**SOURCE DOCUMENT**.
+ + + + + + +

These "independents" find themselves 15 months into this administration with a few bucks extra in their pocket (which they've effectively stolen from their grandkids). They are unable to directly perceive the threat of global warning (what's a degree or two over decades, after all?) or a lack of environmental and safety regulations, and especially unable to empathize with Muslims or trans students or immigrants.  It's easy to rationalize that armies aren't marching in the street. The stock market hasn't yet collapsed. People still seem to have free speech.

I would note, incidentally, that a lot of terrible things have happened, especially with regards the health of our democracy (and here, McConnell is especially culpable).  But if you are generally self-centered, it's easily to imagine a certain numbness setting in.  This was exactly what people have been warning about when they talk about "normalizing Trump."

Unfortunately, I find the normalization narrative to be most persuasive.  While Trump's numbers stink badly enough that the Republicans are going to take a hit in terms of statehouses, governor's mansions, and the House this Fall, it seems entirely plausible that he gets away with his crimes, at least until November of 2020.

+ + + + + + +

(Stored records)

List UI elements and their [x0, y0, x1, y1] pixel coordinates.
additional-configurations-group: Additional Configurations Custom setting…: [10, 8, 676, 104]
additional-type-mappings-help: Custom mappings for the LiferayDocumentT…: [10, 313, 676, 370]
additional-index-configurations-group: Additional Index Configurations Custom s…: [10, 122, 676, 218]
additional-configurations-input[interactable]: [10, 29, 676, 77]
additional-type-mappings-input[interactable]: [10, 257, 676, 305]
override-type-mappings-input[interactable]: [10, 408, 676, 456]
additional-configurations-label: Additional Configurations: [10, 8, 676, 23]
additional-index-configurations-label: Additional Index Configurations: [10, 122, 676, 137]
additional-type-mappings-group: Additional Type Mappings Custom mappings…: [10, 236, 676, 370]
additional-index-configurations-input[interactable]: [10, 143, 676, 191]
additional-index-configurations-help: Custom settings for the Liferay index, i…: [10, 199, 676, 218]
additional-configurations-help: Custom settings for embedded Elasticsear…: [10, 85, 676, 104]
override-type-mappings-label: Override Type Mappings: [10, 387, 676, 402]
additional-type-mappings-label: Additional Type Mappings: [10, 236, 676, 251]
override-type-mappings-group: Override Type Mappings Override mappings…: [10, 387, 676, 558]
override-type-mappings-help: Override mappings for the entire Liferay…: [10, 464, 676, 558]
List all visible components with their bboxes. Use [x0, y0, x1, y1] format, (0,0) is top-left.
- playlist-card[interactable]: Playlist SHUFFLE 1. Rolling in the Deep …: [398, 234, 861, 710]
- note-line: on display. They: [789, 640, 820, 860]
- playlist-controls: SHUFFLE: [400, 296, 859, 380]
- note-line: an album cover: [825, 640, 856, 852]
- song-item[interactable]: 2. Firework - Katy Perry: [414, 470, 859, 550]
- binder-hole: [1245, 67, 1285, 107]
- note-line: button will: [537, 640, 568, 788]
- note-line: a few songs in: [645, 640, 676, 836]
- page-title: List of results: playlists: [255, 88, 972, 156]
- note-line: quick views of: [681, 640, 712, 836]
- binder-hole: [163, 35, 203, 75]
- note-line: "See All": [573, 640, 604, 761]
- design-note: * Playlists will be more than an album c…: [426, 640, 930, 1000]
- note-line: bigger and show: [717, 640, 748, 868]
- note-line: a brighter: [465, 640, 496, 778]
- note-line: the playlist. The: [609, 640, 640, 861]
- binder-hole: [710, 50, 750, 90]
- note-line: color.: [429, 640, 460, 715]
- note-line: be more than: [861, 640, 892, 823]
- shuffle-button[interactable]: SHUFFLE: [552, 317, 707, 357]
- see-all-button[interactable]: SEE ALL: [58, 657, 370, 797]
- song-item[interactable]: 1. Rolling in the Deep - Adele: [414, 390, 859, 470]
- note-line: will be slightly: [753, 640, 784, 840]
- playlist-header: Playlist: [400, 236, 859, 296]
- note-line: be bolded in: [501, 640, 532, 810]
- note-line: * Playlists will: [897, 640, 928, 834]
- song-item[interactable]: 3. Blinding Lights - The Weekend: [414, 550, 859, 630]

+ + + + + + +

**EXERCISES**.
1 – Using the political commentary above, decide whether each statement agrees with it, answering yes or no and quoting the deciding words: (a) The writer finds the normalization narrative the most persuasive. (b) The stock market has already collapsed. (c) Republicans are expected to gain ground in the House this Fall.
2 – Reproduce the political commentary word for word, everything from "I would note, incidentally, that" down to "November of 2020.".

**ANSWER SET**.
1 –
(a) Yes: "Unfortunately, I find the normalization narrative to be most persuasive."
(b) No: "The stock market hasn't yet collapsed."
(c) No: "the Republicans are going to take a hit in terms of statehouses, governor's mansions, and the House this Fall"

2 –
I would note, incidentally, that a lot of terrible things have happened, especially with regards the health of our democracy (and here, McConnell is especially culpable).  But if you are generally self-centered, it's easily to imagine a certain numbness setting in.  This was exactly what people have been warning about when they talk about "normalizing Trump."

Unfortunately, I find the normalization narrative to be most persuasive.  While Trump's numbers stink badly enough that the Republicans are going to take a hit in terms of statehouses, governor's mansions, and the House this Fall, it seems entirely plausible that he gets away with his crimes, at least until November of 2020.